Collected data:
"""
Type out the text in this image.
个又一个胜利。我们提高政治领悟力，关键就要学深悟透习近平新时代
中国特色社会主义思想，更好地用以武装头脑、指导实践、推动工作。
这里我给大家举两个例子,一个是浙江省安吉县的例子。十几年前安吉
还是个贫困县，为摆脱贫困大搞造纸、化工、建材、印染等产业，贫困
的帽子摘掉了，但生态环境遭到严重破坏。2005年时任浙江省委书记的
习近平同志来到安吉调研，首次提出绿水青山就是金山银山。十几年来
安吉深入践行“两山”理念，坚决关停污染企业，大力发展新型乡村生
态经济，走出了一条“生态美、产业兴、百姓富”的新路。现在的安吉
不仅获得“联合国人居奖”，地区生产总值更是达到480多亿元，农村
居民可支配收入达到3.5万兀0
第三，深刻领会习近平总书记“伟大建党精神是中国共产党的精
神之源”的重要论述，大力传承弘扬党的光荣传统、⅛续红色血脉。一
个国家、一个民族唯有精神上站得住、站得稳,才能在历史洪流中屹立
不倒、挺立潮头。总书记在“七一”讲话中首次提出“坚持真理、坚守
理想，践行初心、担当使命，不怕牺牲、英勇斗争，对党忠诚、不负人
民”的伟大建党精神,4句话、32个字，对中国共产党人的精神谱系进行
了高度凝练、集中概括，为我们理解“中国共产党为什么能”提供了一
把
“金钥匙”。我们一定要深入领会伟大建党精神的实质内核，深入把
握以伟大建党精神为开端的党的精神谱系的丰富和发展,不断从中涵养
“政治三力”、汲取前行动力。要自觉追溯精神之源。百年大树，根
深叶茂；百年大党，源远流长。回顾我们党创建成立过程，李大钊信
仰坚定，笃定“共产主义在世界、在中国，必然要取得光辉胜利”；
"""
Restate each record exactly as written.

= Solution for this problem =
Type out the text in this image.
个又一个胜利。我们提高政治领悟力，关键就要学深悟透习近平新时代
中国特色社会主义思想，更好地用以武装头脑、指导实践、推动工作。
这里我给大家举两个例子,一个是浙江省安吉县的例子。十几年前安吉
还是个贫困县，为摆脱贫困大搞造纸、化工、建材、印染等产业，贫困
的帽子摘掉了，但生态环境遭到严重破坏。2005年时任浙江省委书记的
习近平同志来到安吉调研，首次提出绿水青山就是金山银山。十几年来
安吉深入践行“两山”理念，坚决关停污染企业，大力发展新型乡村生
态经济，走出了一条“生态美、产业兴、百姓富”的新路。现在的安吉
不仅获得“联合国人居奖”，地区生产总值更是达到480多亿元，农村
居民可支配收入达到3.5万兀0
第三，深刻领会习近平总书记“伟大建党精神是中国共产党的精
神之源”的重要论述，大力传承弘扬党的光荣传统、⅛续红色血脉。一
个国家、一个民族唯有精神上站得住、站得稳,才能在历史洪流中屹立
不倒、挺立潮头。总书记在“七一”讲话中首次提出“坚持真理、坚守
理想，践行初心、担当使命，不怕牺牲、英勇斗争，对党忠诚、不负人
民”的伟大建党精神,4句话、32个字，对中国共产党人的精神谱系进行
了高度凝练、集中概括，为我们理解“中国共产党为什么能”提供了一
把
“金钥匙”。我们一定要深入领会伟大建党精神的实质内核，深入把
握以伟大建党精神为开端的党的精神谱系的丰富和发展,不断从中涵养
“政治三力”、汲取前行动力。要自觉追溯精神之源。百年大树，根
深叶茂；百年大党，源远流长。回顾我们党创建成立过程，李大钊信
仰坚定，笃定“共产主义在世界、在中国，必然要取得光辉胜利”；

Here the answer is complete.